Continue the article on algorithmic trading in Europe from its last sentence.
--- begin Text provided ---
LONDON (Reuters) - European stockbrokers may find it hard to escape unscathed as sweeping regulatory changes lead to a boom in the use of high-tech systems designed to remove the human element from trading and radically reshape markets.

Complex algorithmic computer systems -- designed to monitor thousands of stocks and independently identify and execute orders in milliseconds -- are revolutionizing Wall Street and demand is quickly catching up across the Atlantic.

"We're looking to take humans out of the equation where it makes sense," said John Lowrey, European head of execution services at Lehman Brothers, striding past hundreds of dealers glued to their screens on the bank's vast London trading floor.

The November introduction of Europe's Markets in Financial Instruments Directive (MiFID), aimed at boosting competition between banks and exchanges and cutting costs for investors, is proving a major catalyst for the switch to algo trading.

The far-reaching regulatory changes will oblige firms to offer "best execution" on client orders, and see stock exchanges face competition from banks and brokers who will be allowed to trade shares in-house.
--- end Text provided ---
--- begin Records supplied ---
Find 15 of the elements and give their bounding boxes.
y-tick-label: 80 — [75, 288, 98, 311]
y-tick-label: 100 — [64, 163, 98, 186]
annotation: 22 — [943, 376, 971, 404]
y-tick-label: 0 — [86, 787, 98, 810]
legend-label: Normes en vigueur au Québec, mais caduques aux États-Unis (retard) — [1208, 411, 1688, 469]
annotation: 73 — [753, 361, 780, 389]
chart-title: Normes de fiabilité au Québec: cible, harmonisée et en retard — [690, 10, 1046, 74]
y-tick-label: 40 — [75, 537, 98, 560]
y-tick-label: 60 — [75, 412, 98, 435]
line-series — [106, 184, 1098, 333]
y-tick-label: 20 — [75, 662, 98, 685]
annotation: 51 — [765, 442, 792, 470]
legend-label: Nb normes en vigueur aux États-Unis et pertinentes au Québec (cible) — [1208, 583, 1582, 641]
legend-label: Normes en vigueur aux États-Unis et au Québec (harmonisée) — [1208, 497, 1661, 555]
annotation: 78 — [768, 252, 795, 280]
--- end Records supplied ---
Output of the task:
"People are going to increasingly need algorithms to work in an environment that seems likely to be more complex as a result of increased competition between trading venues," said Richard Balarkas, head of Advanced Execution Services sales at Credit Suisse.

"MiFID doesn't remove barriers which are there stopping people using these tools, it acts as a catalyst so things are already moving and will move faster under MIFID."

Changes which have forced fund managers in the UK to "unbundle" research payments from execution costs have also put additional emphasis on cutting the price of trading.

"It's simple today, there's one place to trade any given stock, it's going to be more complicated next year when we're trading in five or six places simultaneously," said Steve Vandermark, European head of algorithmic trading and analytics at Lehman. "But from a client's perspective, they're just getting good execution across a fragmented landscape."

LIGHTNING SPEED

Market estimates calculate algo trades currently account for about 40 percent of volumes on the London Stock Exchange (LSE.L) which recently launched a new electronic system to execute 10 millisecond trades as volumes jump and competition intensifies.

In the United States, Boston researcher Aite Group says around a third of U.S. equities trading is already done using algorithmic systems and expected to grow to 50 percent by 2010.

As well as executing trades at lightning speeds, algos with names such as snipers, guerrillas or sniffers are programmed to hunt out rivals' strategies, disguise trades and take advantage of market anomalies.

Others seek out so-called dark pools of liquidity -- the private trading networks which enable both buyers and sellers to remain anonymous until trades are executed.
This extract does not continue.